__Your objective__.
Can you print every record below exactly as written?

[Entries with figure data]
------

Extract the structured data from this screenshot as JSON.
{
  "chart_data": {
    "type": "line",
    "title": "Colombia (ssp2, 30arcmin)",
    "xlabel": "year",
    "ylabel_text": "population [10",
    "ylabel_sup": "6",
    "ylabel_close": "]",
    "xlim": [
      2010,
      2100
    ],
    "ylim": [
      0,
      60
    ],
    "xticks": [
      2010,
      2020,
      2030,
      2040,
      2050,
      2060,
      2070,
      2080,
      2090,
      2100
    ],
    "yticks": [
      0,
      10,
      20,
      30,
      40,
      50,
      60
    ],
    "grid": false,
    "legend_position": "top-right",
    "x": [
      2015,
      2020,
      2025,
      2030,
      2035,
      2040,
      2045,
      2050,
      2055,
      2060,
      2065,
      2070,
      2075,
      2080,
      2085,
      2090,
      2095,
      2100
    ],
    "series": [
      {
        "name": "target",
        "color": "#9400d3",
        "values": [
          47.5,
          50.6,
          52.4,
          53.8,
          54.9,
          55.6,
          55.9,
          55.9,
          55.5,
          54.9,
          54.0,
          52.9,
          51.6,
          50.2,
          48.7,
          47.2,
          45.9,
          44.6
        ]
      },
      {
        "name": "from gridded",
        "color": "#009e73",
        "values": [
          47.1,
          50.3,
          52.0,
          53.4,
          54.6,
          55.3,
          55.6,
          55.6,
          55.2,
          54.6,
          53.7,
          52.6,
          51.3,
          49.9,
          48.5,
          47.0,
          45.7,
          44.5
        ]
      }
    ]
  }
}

------

__Solution to the problem__.
Extract the structured data from this screenshot as JSON.
{
  "chart_data": {
    "type": "line",
    "title": "Colombia (ssp2, 30arcmin)",
    "xlabel": "year",
    "ylabel_text": "population [10",
    "ylabel_sup": "6",
    "ylabel_close": "]",
    "xlim": [
      2010,
      2100
    ],
    "ylim": [
      0,
      60
    ],
    "xticks": [
      2010,
      2020,
      2030,
      2040,
      2050,
      2060,
      2070,
      2080,
      2090,
      2100
    ],
    "yticks": [
      0,
      10,
      20,
      30,
      40,
      50,
      60
    ],
    "grid": false,
    "legend_position": "top-right",
    "x": [
      2015,
      2020,
      2025,
      2030,
      2035,
      2040,
      2045,
      2050,
      2055,
      2060,
      2065,
      2070,
      2075,
      2080,
      2085,
      2090,
      2095,
      2100
    ],
    "series": [
      {
        "name": "target",
        "color": "#9400d3",
        "values": [
          47.5,
          50.6,
          52.4,
          53.8,
          54.9,
          55.6,
          55.9,
          55.9,
          55.5,
          54.9,
          54.0,
          52.9,
          51.6,
          50.2,
          48.7,
          47.2,
          45.9,
          44.6
        ]
      },
      {
        "name": "from gridded",
        "color": "#009e73",
        "values": [
          47.1,
          50.3,
          52.0,
          53.4,
          54.6,
          55.3,
          55.6,
          55.6,
          55.2,
          54.6,
          53.7,
          52.6,
          51.3,
          49.9,
          48.5,
          47.0,
          45.7,
          44.5
        ]
      }
    ]
  }
}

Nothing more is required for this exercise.